*What this task involves*:
Filter these entries, keeping only lines that hold the word "JSON".

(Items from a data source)

----

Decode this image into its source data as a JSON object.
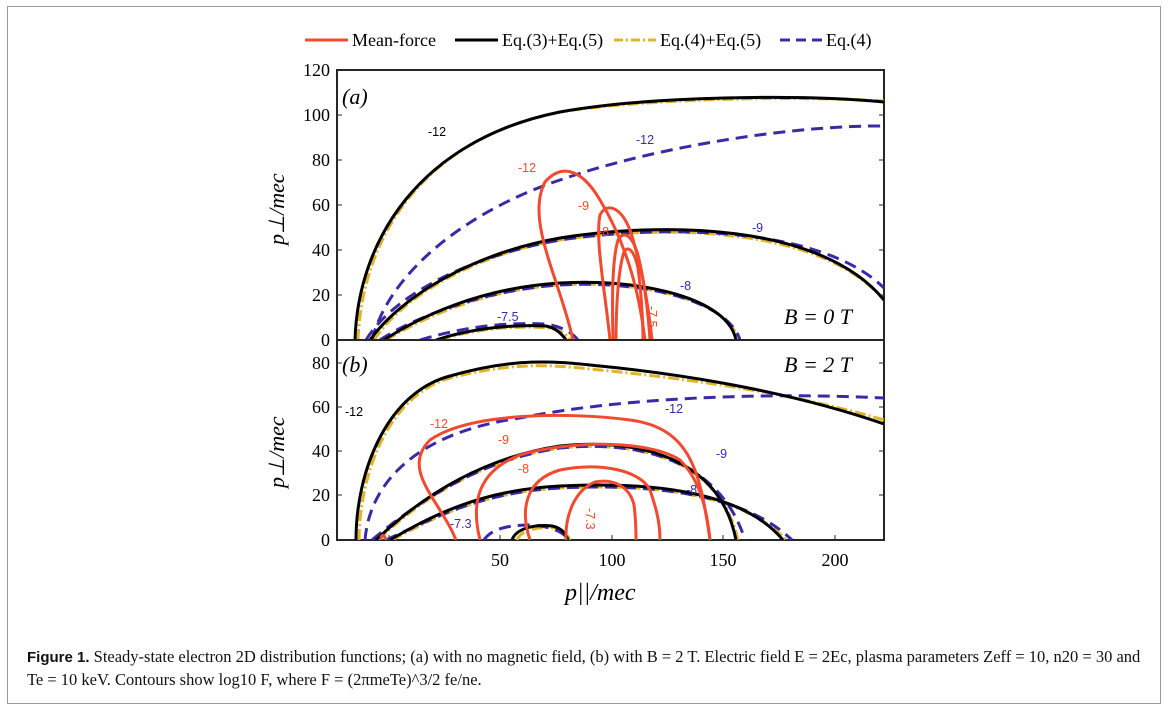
{
  "legend": {
    "mean_force": "Mean-force",
    "eq35": "Eq.(3)+Eq.(5)",
    "eq45": "Eq.(4)+Eq.(5)",
    "eq4": "Eq.(4)"
  },
  "colors": {
    "mean_force": "#f24a2e",
    "eq35": "#000000",
    "eq45": "#e0b52a",
    "eq4": "#3a2aa8"
  },
  "panel_a": {
    "tag": "(a)",
    "field_label": "B = 0 T",
    "ylabel": "p⊥/mec",
    "yticks": [
      "0",
      "20",
      "40",
      "60",
      "80",
      "100",
      "120"
    ],
    "contour_labels": {
      "black": [
        "-12"
      ],
      "blue": [
        "-12",
        "-9",
        "-8",
        "-7.5"
      ],
      "red": [
        "-12",
        "-9",
        "-8",
        "-7.5"
      ]
    }
  },
  "panel_b": {
    "tag": "(b)",
    "field_label": "B = 2 T",
    "ylabel": "p⊥/mec",
    "yticks": [
      "0",
      "20",
      "40",
      "60",
      "80"
    ],
    "contour_labels": {
      "black": [
        "-12"
      ],
      "blue": [
        "-12",
        "-9",
        "-8",
        "-7.3"
      ],
      "red": [
        "-12",
        "-9",
        "-8",
        "-7.3"
      ]
    }
  },
  "xaxis": {
    "label": "p||/mec",
    "ticks": [
      "0",
      "50",
      "100",
      "150",
      "200"
    ]
  },
  "caption": {
    "label": "Figure 1.",
    "text": "Steady-state electron 2D distribution functions; (a) with no magnetic field, (b) with B = 2 T. Electric field E = 2Ec, plasma parameters Zeff = 10, n20 = 30 and Te = 10 keV. Contours show log10 F, where F = (2πmeTe)^3/2 fe/ne."
  }
}
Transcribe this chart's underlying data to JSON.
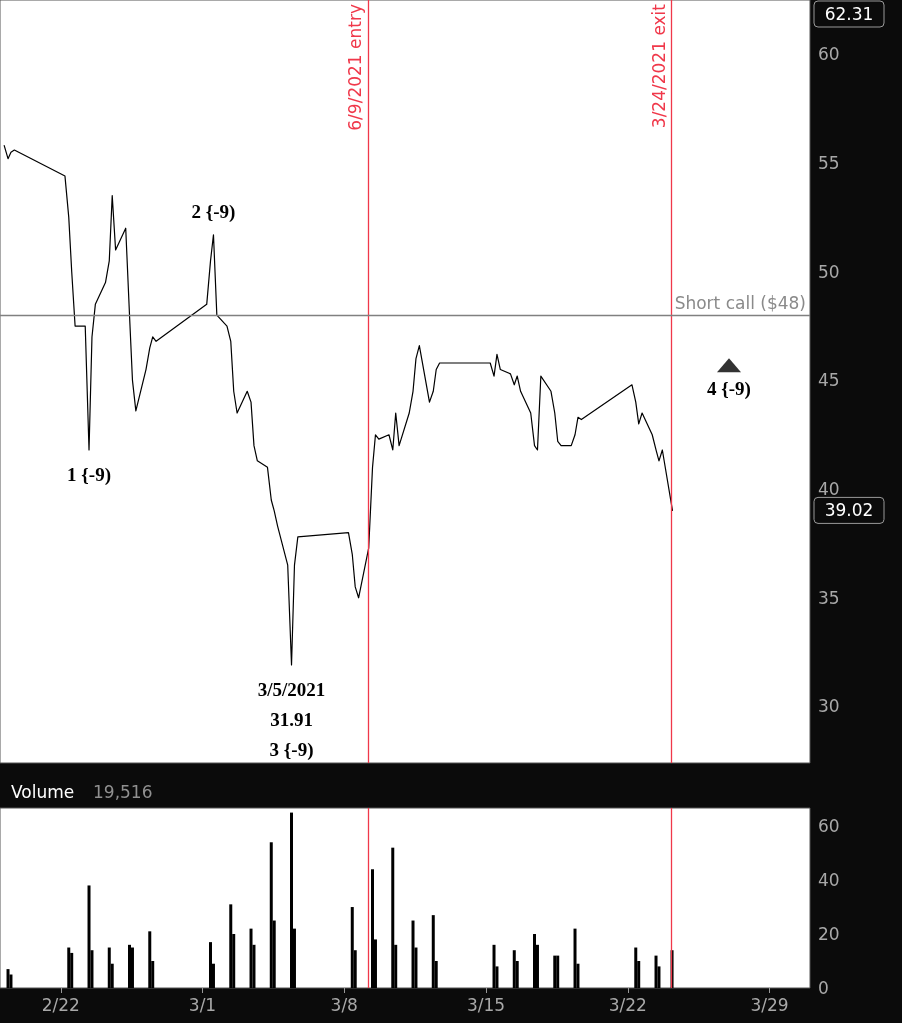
{
  "chart_data": [
    {
      "type": "line",
      "tick_labels": "y",
      "marker": "none",
      "line_style": "solid",
      "xlim": [
        "2021-02-19T00:00",
        "2021-03-31T00:00"
      ],
      "ylim": [
        27.4,
        62.5
      ],
      "yticks": [
        30,
        35,
        40,
        45,
        50,
        55,
        60
      ],
      "series": [
        {
          "color": "#000000",
          "x": [
            "2021-02-19T05:00",
            "2021-02-19T09:30",
            "2021-02-19T13:00",
            "2021-02-19T17:00",
            "2021-02-22T05:00",
            "2021-02-22T09:30",
            "2021-02-22T13:00",
            "2021-02-22T17:00",
            "2021-02-23T05:00",
            "2021-02-23T09:30",
            "2021-02-23T13:00",
            "2021-02-23T17:00",
            "2021-02-24T05:00",
            "2021-02-24T09:30",
            "2021-02-24T13:00",
            "2021-02-24T17:00",
            "2021-02-25T05:00",
            "2021-02-25T09:30",
            "2021-02-25T13:00",
            "2021-02-25T17:00",
            "2021-02-26T05:00",
            "2021-02-26T09:30",
            "2021-02-26T13:00",
            "2021-02-26T17:00",
            "2021-03-01T05:00",
            "2021-03-01T09:30",
            "2021-03-01T13:00",
            "2021-03-01T17:00",
            "2021-03-02T05:00",
            "2021-03-02T09:30",
            "2021-03-02T13:00",
            "2021-03-02T17:00",
            "2021-03-03T05:00",
            "2021-03-03T09:30",
            "2021-03-03T13:00",
            "2021-03-03T17:00",
            "2021-03-04T05:00",
            "2021-03-04T09:30",
            "2021-03-04T13:00",
            "2021-03-04T17:00",
            "2021-03-05T05:00",
            "2021-03-05T09:30",
            "2021-03-05T13:00",
            "2021-03-05T17:00",
            "2021-03-08T05:00",
            "2021-03-08T09:30",
            "2021-03-08T13:00",
            "2021-03-08T17:00",
            "2021-03-09T05:00",
            "2021-03-09T09:30",
            "2021-03-09T13:00",
            "2021-03-09T17:00",
            "2021-03-10T05:00",
            "2021-03-10T09:30",
            "2021-03-10T13:00",
            "2021-03-10T17:00",
            "2021-03-11T05:00",
            "2021-03-11T09:30",
            "2021-03-11T13:00",
            "2021-03-11T17:00",
            "2021-03-12T05:00",
            "2021-03-12T09:30",
            "2021-03-12T13:00",
            "2021-03-12T17:00",
            "2021-03-15T05:00",
            "2021-03-15T09:30",
            "2021-03-15T13:00",
            "2021-03-15T17:00",
            "2021-03-16T05:00",
            "2021-03-16T09:30",
            "2021-03-16T13:00",
            "2021-03-16T17:00",
            "2021-03-17T05:00",
            "2021-03-17T09:30",
            "2021-03-17T13:00",
            "2021-03-17T17:00",
            "2021-03-18T05:00",
            "2021-03-18T09:30",
            "2021-03-18T13:00",
            "2021-03-18T17:00",
            "2021-03-19T05:00",
            "2021-03-19T09:30",
            "2021-03-19T13:00",
            "2021-03-19T17:00",
            "2021-03-22T05:00",
            "2021-03-22T09:30",
            "2021-03-22T13:00",
            "2021-03-22T17:00",
            "2021-03-23T05:00",
            "2021-03-23T09:30",
            "2021-03-23T13:00",
            "2021-03-23T17:00",
            "2021-03-24T05:00"
          ],
          "values": [
            55.8,
            55.2,
            55.5,
            55.6,
            54.4,
            52.5,
            50.0,
            47.5,
            47.5,
            41.8,
            47.0,
            48.5,
            49.5,
            50.5,
            53.5,
            51.0,
            52.0,
            48.0,
            45.0,
            43.6,
            45.5,
            46.5,
            47.0,
            46.8,
            48.5,
            50.5,
            51.7,
            48.0,
            47.5,
            46.8,
            44.5,
            43.5,
            44.5,
            44.0,
            42.0,
            41.3,
            41.0,
            39.5,
            39.0,
            38.3,
            36.5,
            31.91,
            36.5,
            37.8,
            38.0,
            37.0,
            35.5,
            35.0,
            37.3,
            41.0,
            42.5,
            42.3,
            42.5,
            41.8,
            43.5,
            42.0,
            43.5,
            44.5,
            46.0,
            46.6,
            44.0,
            44.5,
            45.5,
            45.8,
            45.8,
            45.2,
            46.2,
            45.5,
            45.3,
            44.8,
            45.2,
            44.5,
            43.5,
            42.0,
            41.8,
            45.2,
            44.5,
            43.5,
            42.2,
            42.0,
            42.0,
            42.5,
            43.3,
            43.2,
            44.8,
            44.0,
            43.0,
            43.5,
            42.5,
            41.8,
            41.3,
            41.8,
            39.02
          ]
        },
        {
          "type": "scatter",
          "marker": "triangle",
          "color": "#000000",
          "x": [
            "2021-03-27T00:00"
          ],
          "values": [
            45.7
          ]
        }
      ],
      "ref_lines": [
        {
          "axis": "x",
          "value": "2021-03-09T04:00",
          "label": "6/9/2021 entry",
          "color": "#f0384a"
        },
        {
          "axis": "x",
          "value": "2021-03-24T04:00",
          "label": "3/24/2021 exit",
          "color": "#f0384a"
        },
        {
          "axis": "y",
          "value": 48,
          "label": "Short call ($48)",
          "color": "#808080"
        }
      ],
      "annotations": [
        {
          "text": "1 {-9)",
          "x": "2021-02-23T09:30",
          "y": 41.8
        },
        {
          "text": "2 {-9)",
          "x": "2021-03-01T13:00",
          "y": 51.7
        },
        {
          "text": "3/5/2021\n31.91\n3 {-9)",
          "x": "2021-03-05T09:30",
          "y": 31.91
        },
        "4 {-9)",
        "62.31",
        "39.02"
      ]
    },
    {
      "type": "bar",
      "title": "Volume",
      "subtitle": "19,516",
      "color": "#000000",
      "xlim": [
        "2021-02-19T00:00",
        "2021-03-31T00:00"
      ],
      "xticks": [
        {
          "value": "2021-02-22T00:00",
          "label": "2/22"
        },
        {
          "value": "2021-03-01T00:00",
          "label": "3/1"
        },
        {
          "value": "2021-03-08T00:00",
          "label": "3/8"
        },
        {
          "value": "2021-03-15T00:00",
          "label": "3/15"
        },
        {
          "value": "2021-03-22T00:00",
          "label": "3/22"
        },
        {
          "value": "2021-03-29T00:00",
          "label": "3/29"
        }
      ],
      "ylim": [
        0,
        66.7
      ],
      "yticks": [
        0,
        20,
        40,
        60
      ],
      "x": [
        "2021-02-19T09:30",
        "2021-02-19T13:00",
        "2021-02-22T09:30",
        "2021-02-22T13:00",
        "2021-02-23T09:30",
        "2021-02-23T13:00",
        "2021-02-24T09:30",
        "2021-02-24T13:00",
        "2021-02-25T09:30",
        "2021-02-25T13:00",
        "2021-02-26T09:30",
        "2021-02-26T13:00",
        "2021-03-01T09:30",
        "2021-03-01T13:00",
        "2021-03-02T09:30",
        "2021-03-02T13:00",
        "2021-03-03T09:30",
        "2021-03-03T13:00",
        "2021-03-04T09:30",
        "2021-03-04T13:00",
        "2021-03-05T09:30",
        "2021-03-05T13:00",
        "2021-03-08T09:30",
        "2021-03-08T13:00",
        "2021-03-09T09:30",
        "2021-03-09T13:00",
        "2021-03-10T09:30",
        "2021-03-10T13:00",
        "2021-03-11T09:30",
        "2021-03-11T13:00",
        "2021-03-12T09:30",
        "2021-03-12T13:00",
        "2021-03-15T09:30",
        "2021-03-15T13:00",
        "2021-03-16T09:30",
        "2021-03-16T13:00",
        "2021-03-17T09:30",
        "2021-03-17T13:00",
        "2021-03-18T09:30",
        "2021-03-18T13:00",
        "2021-03-19T09:30",
        "2021-03-19T13:00",
        "2021-03-22T09:30",
        "2021-03-22T13:00",
        "2021-03-23T09:30",
        "2021-03-23T13:00",
        "2021-03-24T04:30"
      ],
      "values": [
        7,
        5,
        15,
        13,
        38,
        14,
        15,
        9,
        16,
        15,
        21,
        10,
        17,
        9,
        31,
        20,
        22,
        16,
        54,
        25,
        65,
        22,
        30,
        14,
        44,
        18,
        52,
        16,
        25,
        15,
        27,
        10,
        16,
        8,
        14,
        10,
        20,
        16,
        12,
        12,
        22,
        9,
        15,
        10,
        12,
        8,
        14
      ],
      "ref_lines": [
        {
          "axis": "x",
          "value": "2021-03-09T04:00",
          "color": "#f0384a"
        },
        {
          "axis": "x",
          "value": "2021-03-24T04:00",
          "color": "#f0384a"
        }
      ]
    }
  ]
}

----

*Full solution*:
Decode this image into its source data as a JSON object.
Transcribe this chart's underlying data to JSON.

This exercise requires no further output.